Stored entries
————
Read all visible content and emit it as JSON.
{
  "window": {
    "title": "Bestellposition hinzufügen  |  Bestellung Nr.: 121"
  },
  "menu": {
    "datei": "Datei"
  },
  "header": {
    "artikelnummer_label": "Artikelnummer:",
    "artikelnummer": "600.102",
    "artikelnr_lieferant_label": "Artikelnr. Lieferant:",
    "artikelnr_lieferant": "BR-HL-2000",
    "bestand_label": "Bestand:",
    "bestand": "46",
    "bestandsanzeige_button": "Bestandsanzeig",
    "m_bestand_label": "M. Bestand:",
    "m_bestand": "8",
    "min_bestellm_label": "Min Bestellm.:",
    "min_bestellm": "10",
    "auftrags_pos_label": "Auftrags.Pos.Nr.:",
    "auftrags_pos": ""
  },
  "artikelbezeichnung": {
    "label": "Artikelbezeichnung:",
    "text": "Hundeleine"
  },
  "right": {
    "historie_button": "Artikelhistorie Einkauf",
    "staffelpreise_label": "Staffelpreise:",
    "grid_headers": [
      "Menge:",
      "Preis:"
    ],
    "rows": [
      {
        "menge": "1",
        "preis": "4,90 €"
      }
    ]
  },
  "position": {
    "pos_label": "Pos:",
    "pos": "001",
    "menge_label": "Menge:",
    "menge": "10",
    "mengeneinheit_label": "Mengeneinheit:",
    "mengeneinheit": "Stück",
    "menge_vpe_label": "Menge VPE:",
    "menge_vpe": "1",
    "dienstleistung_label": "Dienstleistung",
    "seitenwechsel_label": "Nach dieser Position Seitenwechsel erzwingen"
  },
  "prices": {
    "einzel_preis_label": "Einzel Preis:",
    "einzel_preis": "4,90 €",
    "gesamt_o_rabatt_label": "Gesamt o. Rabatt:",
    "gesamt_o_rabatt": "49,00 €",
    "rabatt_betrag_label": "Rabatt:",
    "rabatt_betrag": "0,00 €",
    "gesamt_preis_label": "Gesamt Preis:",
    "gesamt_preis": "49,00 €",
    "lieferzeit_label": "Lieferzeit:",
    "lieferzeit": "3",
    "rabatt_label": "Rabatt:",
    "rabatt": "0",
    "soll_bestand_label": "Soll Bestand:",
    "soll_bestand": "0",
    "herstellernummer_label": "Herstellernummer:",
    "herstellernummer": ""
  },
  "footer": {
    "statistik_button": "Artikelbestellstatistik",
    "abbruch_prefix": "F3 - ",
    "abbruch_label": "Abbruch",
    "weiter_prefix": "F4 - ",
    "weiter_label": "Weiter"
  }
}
————
| YOUR TASK |
Nothing in the data may differ; print all of it exactly as written.

| EXPECTED ANSWER |
Read all visible content and emit it as JSON.
{
  "window": {
    "title": "Bestellposition hinzufügen  |  Bestellung Nr.: 121"
  },
  "menu": {
    "datei": "Datei"
  },
  "header": {
    "artikelnummer_label": "Artikelnummer:",
    "artikelnummer": "600.102",
    "artikelnr_lieferant_label": "Artikelnr. Lieferant:",
    "artikelnr_lieferant": "BR-HL-2000",
    "bestand_label": "Bestand:",
    "bestand": "46",
    "bestandsanzeige_button": "Bestandsanzeig",
    "m_bestand_label": "M. Bestand:",
    "m_bestand": "8",
    "min_bestellm_label": "Min Bestellm.:",
    "min_bestellm": "10",
    "auftrags_pos_label": "Auftrags.Pos.Nr.:",
    "auftrags_pos": ""
  },
  "artikelbezeichnung": {
    "label": "Artikelbezeichnung:",
    "text": "Hundeleine"
  },
  "right": {
    "historie_button": "Artikelhistorie Einkauf",
    "staffelpreise_label": "Staffelpreise:",
    "grid_headers": [
      "Menge:",
      "Preis:"
    ],
    "rows": [
      {
        "menge": "1",
        "preis": "4,90 €"
      }
    ]
  },
  "position": {
    "pos_label": "Pos:",
    "pos": "001",
    "menge_label": "Menge:",
    "menge": "10",
    "mengeneinheit_label": "Mengeneinheit:",
    "mengeneinheit": "Stück",
    "menge_vpe_label": "Menge VPE:",
    "menge_vpe": "1",
    "dienstleistung_label": "Dienstleistung",
    "seitenwechsel_label": "Nach dieser Position Seitenwechsel erzwingen"
  },
  "prices": {
    "einzel_preis_label": "Einzel Preis:",
    "einzel_preis": "4,90 €",
    "gesamt_o_rabatt_label": "Gesamt o. Rabatt:",
    "gesamt_o_rabatt": "49,00 €",
    "rabatt_betrag_label": "Rabatt:",
    "rabatt_betrag": "0,00 €",
    "gesamt_preis_label": "Gesamt Preis:",
    "gesamt_preis": "49,00 €",
    "lieferzeit_label": "Lieferzeit:",
    "lieferzeit": "3",
    "rabatt_label": "Rabatt:",
    "rabatt": "0",
    "soll_bestand_label": "Soll Bestand:",
    "soll_bestand": "0",
    "herstellernummer_label": "Herstellernummer:",
    "herstellernummer": ""
  },
  "footer": {
    "statistik_button": "Artikelbestellstatistik",
    "abbruch_prefix": "F3 - ",
    "abbruch_label": "Abbruch",
    "weiter_prefix": "F4 - ",
    "weiter_label": "Weiter"
  }
}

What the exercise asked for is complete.